TASK INPUTS:

---

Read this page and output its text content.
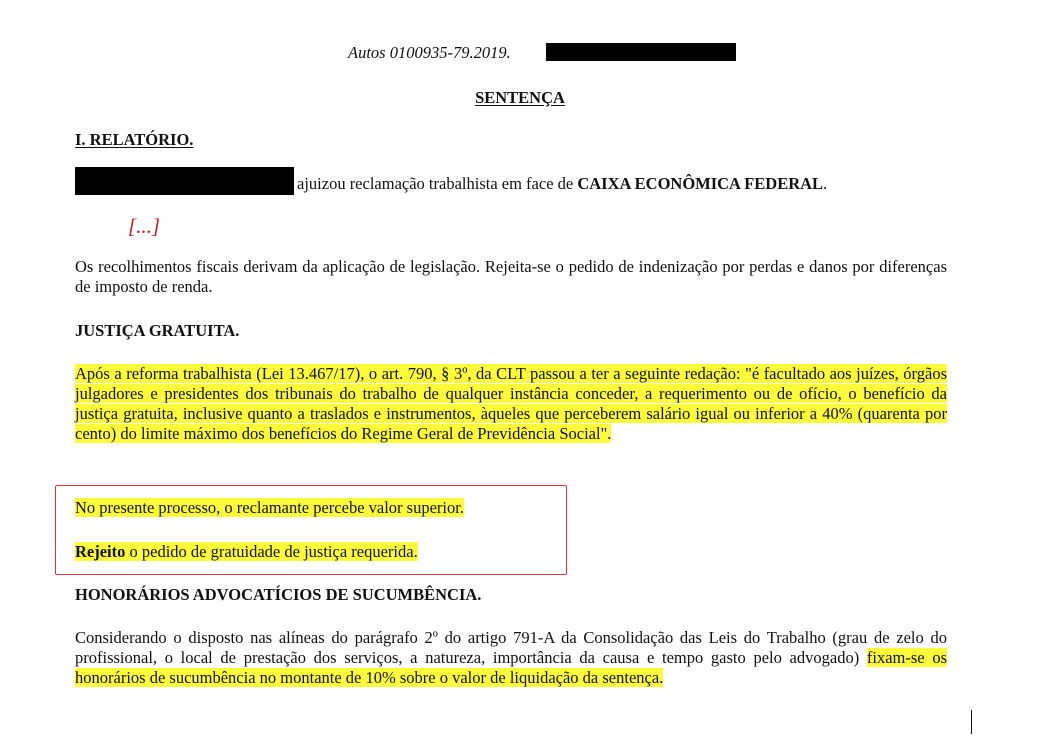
Autos 0100935-79.2019.
SENTENÇA
I. RELATÓRIO.
ajuizou reclamação trabalhista em face de CAIXA ECONÔMICA FEDERAL.
[...]
Os recolhimentos fiscais derivam da aplicação de legislação. Rejeita-se o pedido de indenização por perdas e danos por diferenças de imposto de renda.
JUSTIÇA GRATUITA.
Após a reforma trabalhista (Lei 13.467/17), o art. 790, § 3º, da CLT passou a ter a seguinte redação: "é facultado aos juízes, órgãos julgadores e presidentes dos tribunais do trabalho de qualquer instância conceder, a requerimento ou de ofício, o benefício da justiça gratuita, inclusive quanto a traslados e instrumentos, àqueles que perceberem salário igual ou inferior a 40% (quarenta por cento) do limite máximo dos benefícios do Regime Geral de Previdência Social".
No presente processo, o reclamante percebe valor superior.
Rejeito o pedido de gratuidade de justiça requerida.
HONORÁRIOS ADVOCATÍCIOS DE SUCUMBÊNCIA.
Considerando o disposto nas alíneas do parágrafo 2º do artigo 791-A da Consolidação das Leis do Trabalho (grau de zelo do profissional, o local de prestação dos serviços, a natureza, importância da causa e tempo gasto pelo advogado) fixam-se os honorários de sucumbência no montante de 10% sobre o valor de liquidação da sentença.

---

Leaving aside the images, write out the entries above word for word.

Read this page and output its text content.
Autos 0100935-79.2019.
SENTENÇA
I. RELATÓRIO.
ajuizou reclamação trabalhista em face de CAIXA ECONÔMICA FEDERAL.
[...]
Os recolhimentos fiscais derivam da aplicação de legislação. Rejeita-se o pedido de indenização por perdas e danos por diferenças de imposto de renda.
JUSTIÇA GRATUITA.
Após a reforma trabalhista (Lei 13.467/17), o art. 790, § 3º, da CLT passou a ter a seguinte redação: "é facultado aos juízes, órgãos julgadores e presidentes dos tribunais do trabalho de qualquer instância conceder, a requerimento ou de ofício, o benefício da justiça gratuita, inclusive quanto a traslados e instrumentos, àqueles que perceberem salário igual ou inferior a 40% (quarenta por cento) do limite máximo dos benefícios do Regime Geral de Previdência Social".
No presente processo, o reclamante percebe valor superior.
Rejeito o pedido de gratuidade de justiça requerida.
HONORÁRIOS ADVOCATÍCIOS DE SUCUMBÊNCIA.
Considerando o disposto nas alíneas do parágrafo 2º do artigo 791-A da Consolidação das Leis do Trabalho (grau de zelo do profissional, o local de prestação dos serviços, a natureza, importância da causa e tempo gasto pelo advogado) fixam-se os honorários de sucumbência no montante de 10% sobre o valor de liquidação da sentença.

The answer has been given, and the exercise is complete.